> **Task details**: Do any lines in the data below contain "from"? If so, copy every one of them.

> **Supplied entries**:
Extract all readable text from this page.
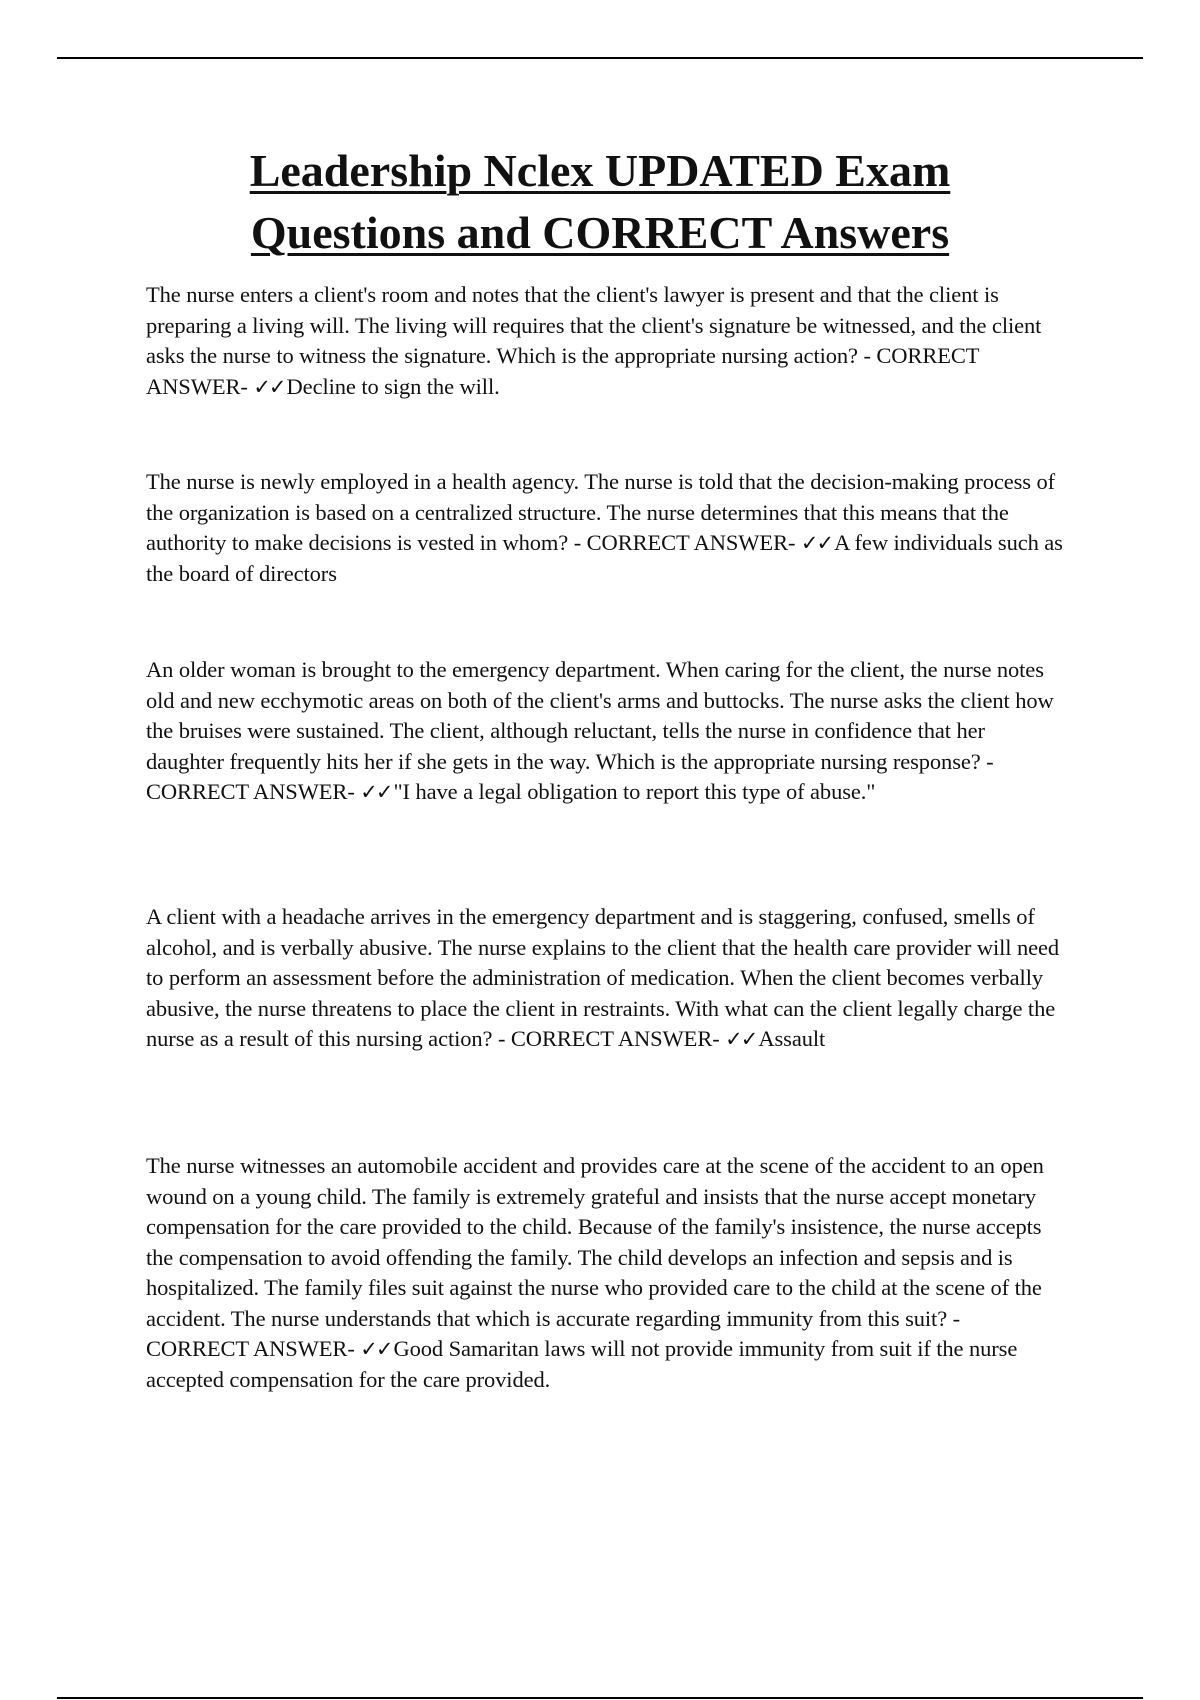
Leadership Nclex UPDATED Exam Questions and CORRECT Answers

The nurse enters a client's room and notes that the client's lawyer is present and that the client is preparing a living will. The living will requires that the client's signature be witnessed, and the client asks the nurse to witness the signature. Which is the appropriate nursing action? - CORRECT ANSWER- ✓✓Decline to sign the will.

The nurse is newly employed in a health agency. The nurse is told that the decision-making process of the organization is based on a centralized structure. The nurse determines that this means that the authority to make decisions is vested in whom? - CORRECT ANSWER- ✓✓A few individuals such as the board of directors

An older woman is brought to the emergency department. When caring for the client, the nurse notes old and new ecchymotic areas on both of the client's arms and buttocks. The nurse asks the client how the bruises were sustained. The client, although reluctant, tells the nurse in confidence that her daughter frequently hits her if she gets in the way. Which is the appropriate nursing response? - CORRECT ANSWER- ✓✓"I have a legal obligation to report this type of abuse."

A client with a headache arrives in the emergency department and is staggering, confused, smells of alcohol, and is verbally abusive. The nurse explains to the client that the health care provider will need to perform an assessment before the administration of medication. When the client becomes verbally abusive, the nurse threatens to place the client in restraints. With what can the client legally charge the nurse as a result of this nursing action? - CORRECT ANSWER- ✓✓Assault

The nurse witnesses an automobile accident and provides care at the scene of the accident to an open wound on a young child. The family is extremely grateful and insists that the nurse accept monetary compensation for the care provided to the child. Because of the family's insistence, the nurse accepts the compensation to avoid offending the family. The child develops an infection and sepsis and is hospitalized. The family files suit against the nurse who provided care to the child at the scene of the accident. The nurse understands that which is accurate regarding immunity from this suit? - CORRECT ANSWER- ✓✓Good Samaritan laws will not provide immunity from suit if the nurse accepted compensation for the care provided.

> **Correct output**:
Extract all readable text from this page.
The nurse witnesses an automobile accident and provides care at the scene of the accident to an open wound on a young child. The family is extremely grateful and insists that the nurse accept monetary compensation for the care provided to the child. Because of the family's insistence, the nurse accepts the compensation to avoid offending the family. The child develops an infection and sepsis and is hospitalized. The family files suit against the nurse who provided care to the child at the scene of the accident. The nurse understands that which is accurate regarding immunity from this suit? - CORRECT ANSWER- ✓✓Good Samaritan laws will not provide immunity from suit if the nurse accepted compensation for the care provided.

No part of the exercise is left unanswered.